◆ Stated problem: Reproduce the lines below with "bounding boxes" swapped for "box coordinates" everywhere it occurs, changing nothing else. Leave out the pictures.

* START *

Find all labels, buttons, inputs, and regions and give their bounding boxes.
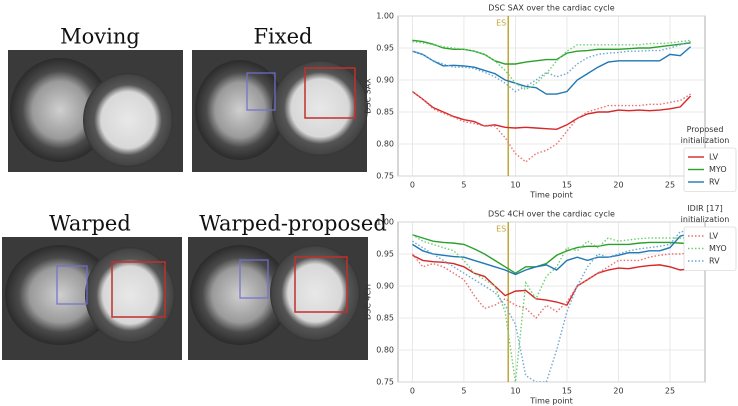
x-tick-label: 0 — [410, 181, 415, 190]
image-label: Warped — [49, 212, 131, 236]
y-tick-label: 0.90 — [376, 282, 394, 291]
series-line — [412, 232, 691, 276]
x-tick-label: 5 — [461, 387, 466, 396]
series-line — [411, 252, 691, 320]
plot-area — [397, 15, 706, 177]
annotation-text: ES — [496, 225, 506, 234]
y-tick-label: 1.00 — [376, 12, 394, 21]
y-tick-label: 0.95 — [376, 250, 394, 259]
y-tick-label: 0.85 — [376, 314, 394, 323]
y-axis-label: DSC 4CH — [364, 284, 373, 320]
legend-label: MYO — [709, 244, 727, 253]
image-warped-proposed — [188, 237, 368, 360]
legend-box — [683, 147, 737, 192]
y-tick-label: 0.90 — [376, 76, 394, 85]
x-axis-label: Time point — [529, 397, 573, 406]
y-tick-label: 1.00 — [376, 218, 394, 227]
image-warped — [2, 237, 182, 360]
chart-title: DSC SAX over the cardiac cycle — [488, 4, 614, 13]
plot-area — [397, 221, 706, 383]
x-tick-label: 15 — [562, 387, 572, 396]
series-line — [412, 234, 691, 275]
x-tick-label: 0 — [410, 387, 415, 396]
legend-label: RV — [709, 257, 720, 266]
legend-title: Proposed initialization — [680, 125, 730, 145]
series-line — [412, 40, 691, 93]
legend-label: LV — [709, 153, 719, 162]
y-axis-label: DSC SAX — [364, 78, 373, 114]
image-label: Fixed — [253, 25, 312, 49]
x-tick-label: 20 — [613, 181, 623, 190]
image-label: Moving — [60, 25, 140, 49]
legend-box — [683, 226, 737, 271]
image-label: Warped-proposed — [199, 212, 387, 236]
y-tick-label: 0.95 — [376, 44, 394, 53]
series-line — [412, 254, 691, 307]
x-tick-label: 10 — [510, 181, 520, 190]
x-tick-label: 25 — [665, 181, 675, 190]
legend-label: MYO — [709, 165, 727, 174]
series-line — [412, 90, 692, 130]
x-axis-label: Time point — [529, 191, 573, 200]
image-moving — [8, 50, 183, 172]
legend-title: IDIR [17] initialization — [680, 204, 730, 224]
y-tick-label: 0.80 — [376, 140, 394, 149]
x-tick-label: 20 — [613, 387, 623, 396]
x-tick-label: 15 — [562, 181, 572, 190]
x-tick-label: 10 — [510, 387, 520, 396]
y-tick-label: 0.85 — [376, 108, 394, 117]
x-tick-label: 5 — [461, 181, 466, 190]
y-tick-label: 0.80 — [376, 346, 394, 355]
chart-title: DSC 4CH over the cardiac cycle — [488, 210, 615, 219]
y-tick-label: 0.75 — [376, 378, 394, 387]
image-fixed — [192, 50, 368, 172]
legend-label: LV — [709, 232, 719, 241]
annotation-text: ES — [496, 19, 506, 28]
series-line — [412, 39, 691, 91]
series-line — [412, 46, 692, 95]
x-tick-label: 25 — [665, 387, 675, 396]
legend-label: RV — [709, 178, 720, 187]
y-tick-label: 0.75 — [376, 172, 394, 181]
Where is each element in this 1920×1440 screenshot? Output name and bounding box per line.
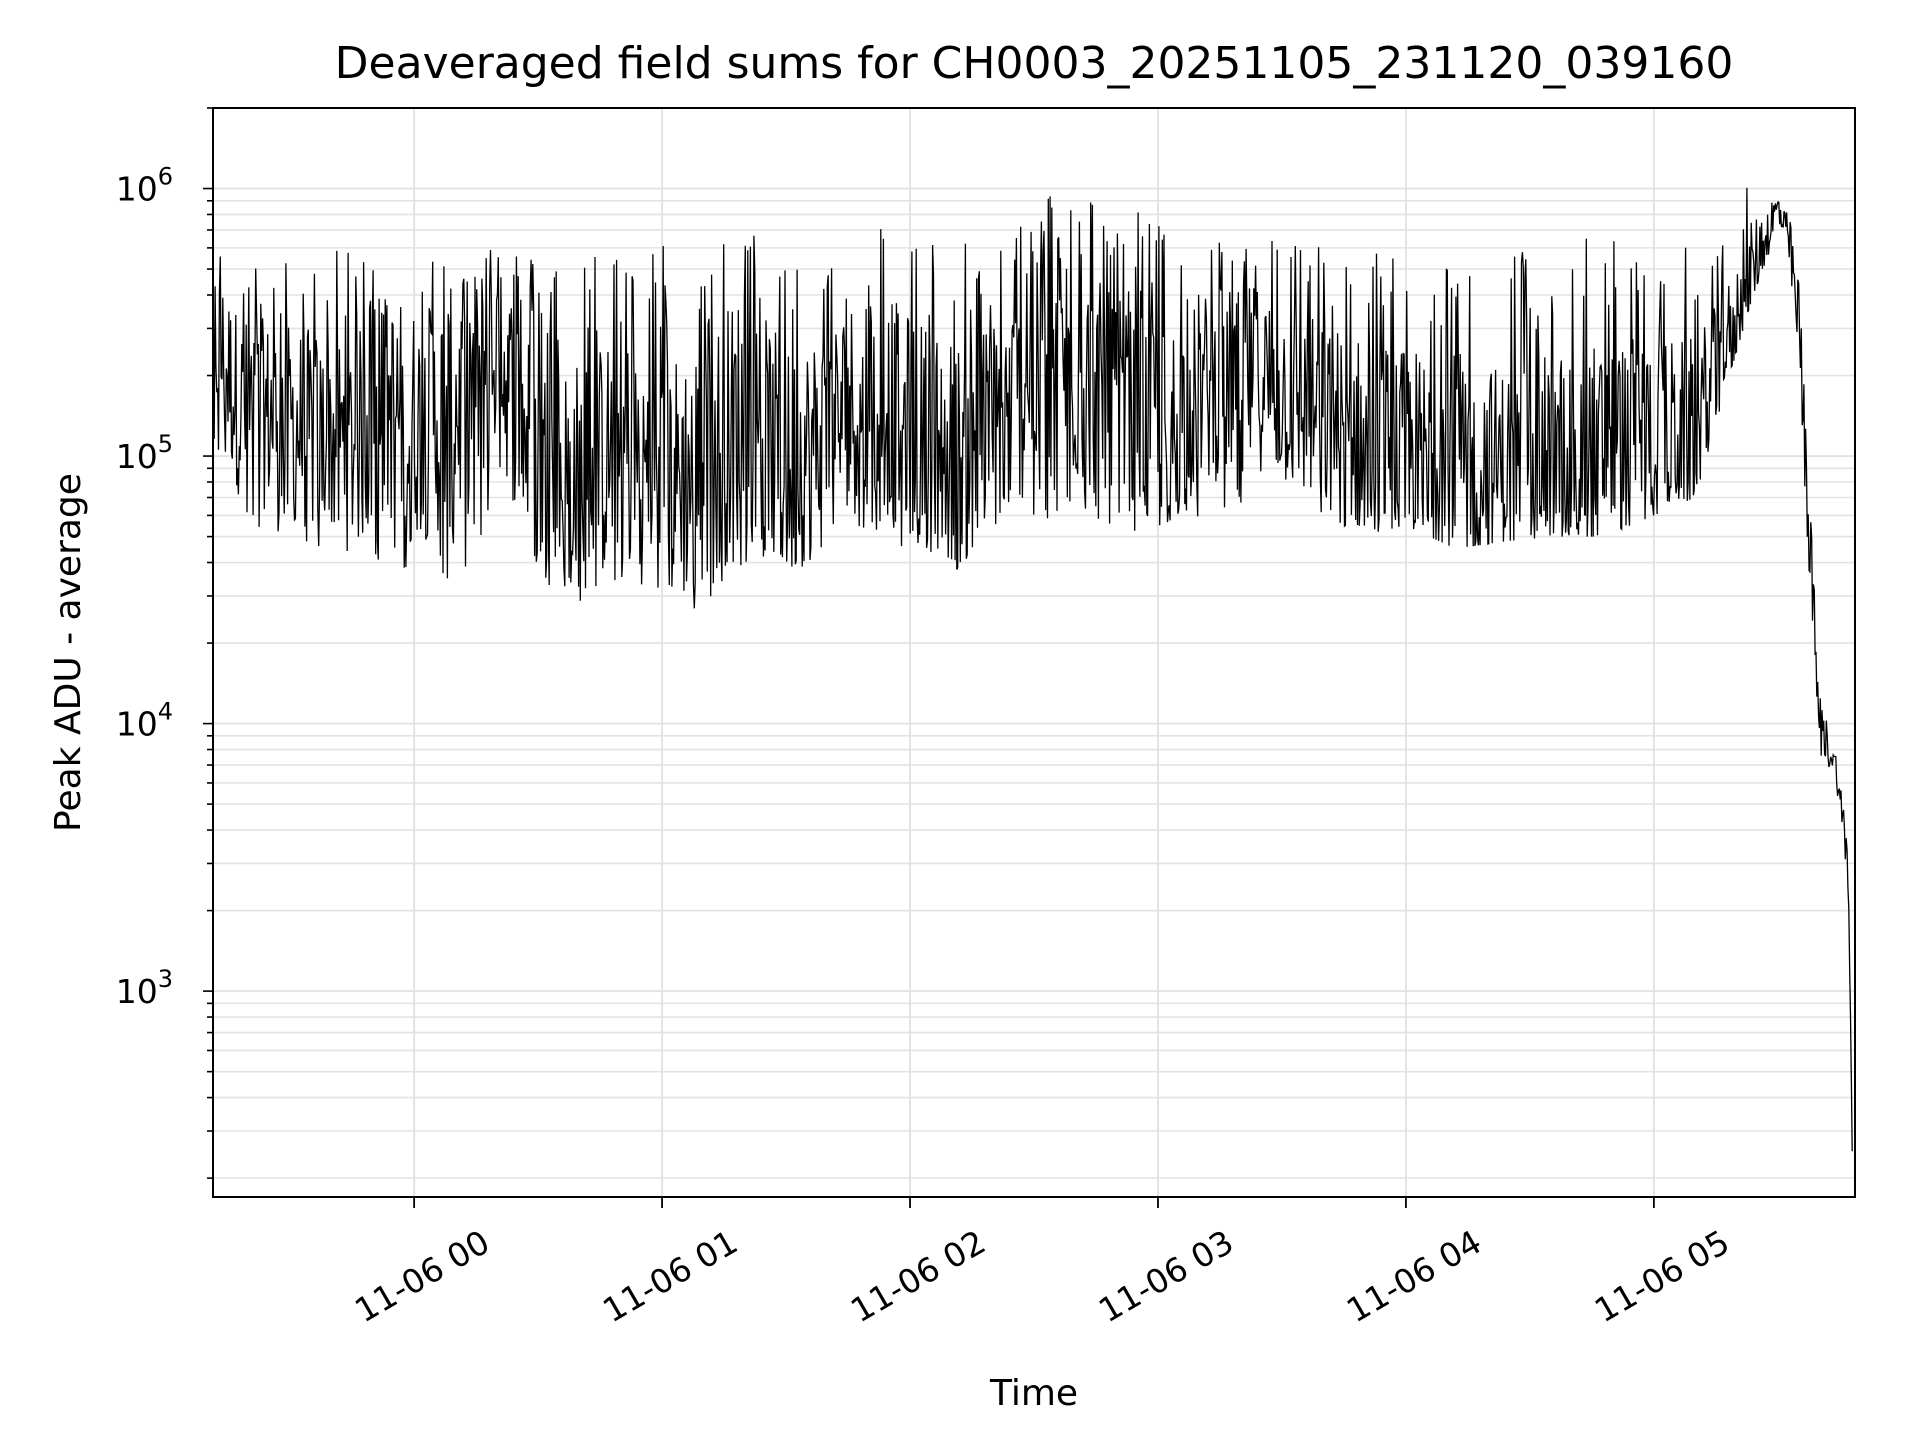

* END *

◆ Exercise answer:
Find all labels, buttons, inputs, and regions and give their box coordinates.
x-tick-label: 0 — [410, 181, 415, 190]
image-label: Warped — [49, 212, 131, 236]
y-tick-label: 0.90 — [376, 282, 394, 291]
series-line — [412, 232, 691, 276]
x-tick-label: 5 — [461, 387, 466, 396]
series-line — [411, 252, 691, 320]
plot-area — [397, 15, 706, 177]
annotation-text: ES — [496, 225, 506, 234]
y-tick-label: 1.00 — [376, 12, 394, 21]
y-tick-label: 0.95 — [376, 250, 394, 259]
y-tick-label: 0.85 — [376, 314, 394, 323]
y-axis-label: DSC 4CH — [364, 284, 373, 320]
legend-label: MYO — [709, 244, 727, 253]
image-warped-proposed — [188, 237, 368, 360]
legend-box — [683, 147, 737, 192]
y-tick-label: 0.90 — [376, 76, 394, 85]
x-axis-label: Time point — [529, 397, 573, 406]
y-tick-label: 1.00 — [376, 218, 394, 227]
image-warped — [2, 237, 182, 360]
chart-title: DSC SAX over the cardiac cycle — [488, 4, 614, 13]
plot-area — [397, 221, 706, 383]
x-tick-label: 15 — [562, 387, 572, 396]
series-line — [412, 234, 691, 275]
x-tick-label: 0 — [410, 387, 415, 396]
legend-label: RV — [709, 257, 720, 266]
legend-title: Proposed initialization — [680, 125, 730, 145]
series-line — [412, 40, 691, 93]
legend-label: LV — [709, 153, 719, 162]
y-axis-label: DSC SAX — [364, 78, 373, 114]
image-label: Fixed — [253, 25, 312, 49]
x-tick-label: 20 — [613, 181, 623, 190]
image-label: Moving — [60, 25, 140, 49]
legend-box — [683, 226, 737, 271]
image-label: Warped-proposed — [199, 212, 387, 236]
y-tick-label: 0.95 — [376, 44, 394, 53]
series-line — [412, 254, 691, 307]
x-tick-label: 10 — [510, 181, 520, 190]
x-tick-label: 25 — [665, 181, 675, 190]
legend-label: MYO — [709, 165, 727, 174]
series-line — [412, 90, 692, 130]
x-axis-label: Time point — [529, 191, 573, 200]
image-moving — [8, 50, 183, 172]
legend-title: IDIR [17] initialization — [680, 204, 730, 224]
y-tick-label: 0.80 — [376, 140, 394, 149]
x-tick-label: 20 — [613, 387, 623, 396]
x-tick-label: 15 — [562, 181, 572, 190]
x-tick-label: 10 — [510, 387, 520, 396]
y-tick-label: 0.85 — [376, 108, 394, 117]
x-tick-label: 5 — [461, 181, 466, 190]
y-tick-label: 0.80 — [376, 346, 394, 355]
chart-title: DSC 4CH over the cardiac cycle — [488, 210, 615, 219]
y-tick-label: 0.75 — [376, 378, 394, 387]
image-fixed — [192, 50, 368, 172]
legend-label: LV — [709, 232, 719, 241]
annotation-text: ES — [496, 19, 506, 28]
series-line — [412, 39, 691, 91]
series-line — [412, 46, 692, 95]
x-tick-label: 25 — [665, 387, 675, 396]
legend-label: RV — [709, 178, 720, 187]
y-tick-label: 0.75 — [376, 172, 394, 181]
Where is each element in this 1920×1440 screenshot? Output name and bounding box per line.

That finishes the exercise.